PROBLEM REQUIREMENTS: Please quote every line word for word.
--- RECORDS FOR THE TASK ---
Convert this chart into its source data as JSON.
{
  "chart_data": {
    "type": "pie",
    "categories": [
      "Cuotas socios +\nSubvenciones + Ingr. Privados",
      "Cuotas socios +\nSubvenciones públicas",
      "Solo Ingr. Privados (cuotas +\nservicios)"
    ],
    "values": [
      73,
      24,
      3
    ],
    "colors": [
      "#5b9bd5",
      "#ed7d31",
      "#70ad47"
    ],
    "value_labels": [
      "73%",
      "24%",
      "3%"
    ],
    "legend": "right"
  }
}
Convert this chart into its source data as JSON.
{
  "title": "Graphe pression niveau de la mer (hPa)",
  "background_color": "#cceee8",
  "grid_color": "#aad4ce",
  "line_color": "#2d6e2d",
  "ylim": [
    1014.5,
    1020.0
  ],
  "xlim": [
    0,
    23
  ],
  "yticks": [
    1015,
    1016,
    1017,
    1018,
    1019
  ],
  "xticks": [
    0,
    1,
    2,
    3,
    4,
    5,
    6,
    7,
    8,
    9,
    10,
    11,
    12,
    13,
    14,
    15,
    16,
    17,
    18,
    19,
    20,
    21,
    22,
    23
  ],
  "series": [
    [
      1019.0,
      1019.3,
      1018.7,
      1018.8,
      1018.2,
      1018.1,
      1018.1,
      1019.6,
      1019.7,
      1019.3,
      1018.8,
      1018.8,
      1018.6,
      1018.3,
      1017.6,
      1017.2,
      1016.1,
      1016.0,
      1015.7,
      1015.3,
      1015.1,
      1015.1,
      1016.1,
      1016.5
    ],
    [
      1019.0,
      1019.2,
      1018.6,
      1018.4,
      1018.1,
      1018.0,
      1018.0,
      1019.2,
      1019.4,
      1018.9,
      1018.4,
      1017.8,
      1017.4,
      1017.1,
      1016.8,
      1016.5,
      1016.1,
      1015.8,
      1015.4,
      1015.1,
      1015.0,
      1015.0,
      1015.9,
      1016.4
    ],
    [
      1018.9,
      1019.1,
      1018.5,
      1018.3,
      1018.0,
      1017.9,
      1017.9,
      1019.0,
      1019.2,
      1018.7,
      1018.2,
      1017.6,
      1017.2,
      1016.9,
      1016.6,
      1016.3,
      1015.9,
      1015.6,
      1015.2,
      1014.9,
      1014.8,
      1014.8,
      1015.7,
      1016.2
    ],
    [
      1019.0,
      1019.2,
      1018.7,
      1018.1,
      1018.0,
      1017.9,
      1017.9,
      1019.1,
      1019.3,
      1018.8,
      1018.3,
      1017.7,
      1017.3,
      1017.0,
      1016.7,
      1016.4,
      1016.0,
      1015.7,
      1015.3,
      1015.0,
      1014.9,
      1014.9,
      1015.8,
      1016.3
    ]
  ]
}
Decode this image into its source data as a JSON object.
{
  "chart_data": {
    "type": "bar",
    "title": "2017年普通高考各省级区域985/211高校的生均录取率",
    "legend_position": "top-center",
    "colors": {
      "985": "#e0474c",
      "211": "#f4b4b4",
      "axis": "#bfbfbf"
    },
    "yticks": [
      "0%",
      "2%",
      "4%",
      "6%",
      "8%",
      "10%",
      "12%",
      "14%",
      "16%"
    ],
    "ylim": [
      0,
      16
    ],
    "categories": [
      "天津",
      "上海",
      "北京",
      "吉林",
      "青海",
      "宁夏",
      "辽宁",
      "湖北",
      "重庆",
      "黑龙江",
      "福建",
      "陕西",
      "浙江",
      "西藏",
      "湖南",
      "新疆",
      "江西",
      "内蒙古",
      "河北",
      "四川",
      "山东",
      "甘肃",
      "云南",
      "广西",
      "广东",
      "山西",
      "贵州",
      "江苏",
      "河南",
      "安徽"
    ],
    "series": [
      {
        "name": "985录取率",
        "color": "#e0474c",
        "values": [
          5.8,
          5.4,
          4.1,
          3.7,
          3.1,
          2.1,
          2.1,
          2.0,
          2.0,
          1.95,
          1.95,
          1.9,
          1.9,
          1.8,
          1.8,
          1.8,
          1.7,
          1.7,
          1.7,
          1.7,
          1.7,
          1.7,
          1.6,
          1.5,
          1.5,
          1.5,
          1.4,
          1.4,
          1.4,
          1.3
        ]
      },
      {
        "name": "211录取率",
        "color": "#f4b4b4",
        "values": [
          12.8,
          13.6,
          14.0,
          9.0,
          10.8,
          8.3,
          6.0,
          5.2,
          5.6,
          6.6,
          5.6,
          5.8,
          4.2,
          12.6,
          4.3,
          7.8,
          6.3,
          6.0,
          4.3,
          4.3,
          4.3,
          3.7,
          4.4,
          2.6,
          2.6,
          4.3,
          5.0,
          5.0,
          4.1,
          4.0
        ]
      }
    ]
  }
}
---
ANSWER TO THIS PROBLEM:
Convert this chart into its source data as JSON.
{
  "chart_data": {
    "type": "pie",
    "categories": [
      "Cuotas socios +\nSubvenciones + Ingr. Privados",
      "Cuotas socios +\nSubvenciones públicas",
      "Solo Ingr. Privados (cuotas +\nservicios)"
    ],
    "values": [
      73,
      24,
      3
    ],
    "colors": [
      "#5b9bd5",
      "#ed7d31",
      "#70ad47"
    ],
    "value_labels": [
      "73%",
      "24%",
      "3%"
    ],
    "legend": "right"
  }
}
Convert this chart into its source data as JSON.
{
  "title": "Graphe pression niveau de la mer (hPa)",
  "background_color": "#cceee8",
  "grid_color": "#aad4ce",
  "line_color": "#2d6e2d",
  "ylim": [
    1014.5,
    1020.0
  ],
  "xlim": [
    0,
    23
  ],
  "yticks": [
    1015,
    1016,
    1017,
    1018,
    1019
  ],
  "xticks": [
    0,
    1,
    2,
    3,
    4,
    5,
    6,
    7,
    8,
    9,
    10,
    11,
    12,
    13,
    14,
    15,
    16,
    17,
    18,
    19,
    20,
    21,
    22,
    23
  ],
  "series": [
    [
      1019.0,
      1019.3,
      1018.7,
      1018.8,
      1018.2,
      1018.1,
      1018.1,
      1019.6,
      1019.7,
      1019.3,
      1018.8,
      1018.8,
      1018.6,
      1018.3,
      1017.6,
      1017.2,
      1016.1,
      1016.0,
      1015.7,
      1015.3,
      1015.1,
      1015.1,
      1016.1,
      1016.5
    ],
    [
      1019.0,
      1019.2,
      1018.6,
      1018.4,
      1018.1,
      1018.0,
      1018.0,
      1019.2,
      1019.4,
      1018.9,
      1018.4,
      1017.8,
      1017.4,
      1017.1,
      1016.8,
      1016.5,
      1016.1,
      1015.8,
      1015.4,
      1015.1,
      1015.0,
      1015.0,
      1015.9,
      1016.4
    ],
    [
      1018.9,
      1019.1,
      1018.5,
      1018.3,
      1018.0,
      1017.9,
      1017.9,
      1019.0,
      1019.2,
      1018.7,
      1018.2,
      1017.6,
      1017.2,
      1016.9,
      1016.6,
      1016.3,
      1015.9,
      1015.6,
      1015.2,
      1014.9,
      1014.8,
      1014.8,
      1015.7,
      1016.2
    ],
    [
      1019.0,
      1019.2,
      1018.7,
      1018.1,
      1018.0,
      1017.9,
      1017.9,
      1019.1,
      1019.3,
      1018.8,
      1018.3,
      1017.7,
      1017.3,
      1017.0,
      1016.7,
      1016.4,
      1016.0,
      1015.7,
      1015.3,
      1015.0,
      1014.9,
      1014.9,
      1015.8,
      1016.3
    ]
  ]
}
Decode this image into its source data as a JSON object.
{
  "chart_data": {
    "type": "bar",
    "title": "2017年普通高考各省级区域985/211高校的生均录取率",
    "legend_position": "top-center",
    "colors": {
      "985": "#e0474c",
      "211": "#f4b4b4",
      "axis": "#bfbfbf"
    },
    "yticks": [
      "0%",
      "2%",
      "4%",
      "6%",
      "8%",
      "10%",
      "12%",
      "14%",
      "16%"
    ],
    "ylim": [
      0,
      16
    ],
    "categories": [
      "天津",
      "上海",
      "北京",
      "吉林",
      "青海",
      "宁夏",
      "辽宁",
      "湖北",
      "重庆",
      "黑龙江",
      "福建",
      "陕西",
      "浙江",
      "西藏",
      "湖南",
      "新疆",
      "江西",
      "内蒙古",
      "河北",
      "四川",
      "山东",
      "甘肃",
      "云南",
      "广西",
      "广东",
      "山西",
      "贵州",
      "江苏",
      "河南",
      "安徽"
    ],
    "series": [
      {
        "name": "985录取率",
        "color": "#e0474c",
        "values": [
          5.8,
          5.4,
          4.1,
          3.7,
          3.1,
          2.1,
          2.1,
          2.0,
          2.0,
          1.95,
          1.95,
          1.9,
          1.9,
          1.8,
          1.8,
          1.8,
          1.7,
          1.7,
          1.7,
          1.7,
          1.7,
          1.7,
          1.6,
          1.5,
          1.5,
          1.5,
          1.4,
          1.4,
          1.4,
          1.3
        ]
      },
      {
        "name": "211录取率",
        "color": "#f4b4b4",
        "values": [
          12.8,
          13.6,
          14.0,
          9.0,
          10.8,
          8.3,
          6.0,
          5.2,
          5.6,
          6.6,
          5.6,
          5.8,
          4.2,
          12.6,
          4.3,
          7.8,
          6.3,
          6.0,
          4.3,
          4.3,
          4.3,
          3.7,
          4.4,
          2.6,
          2.6,
          4.3,
          5.0,
          5.0,
          4.1,
          4.0
        ]
      }
    ]
  }
}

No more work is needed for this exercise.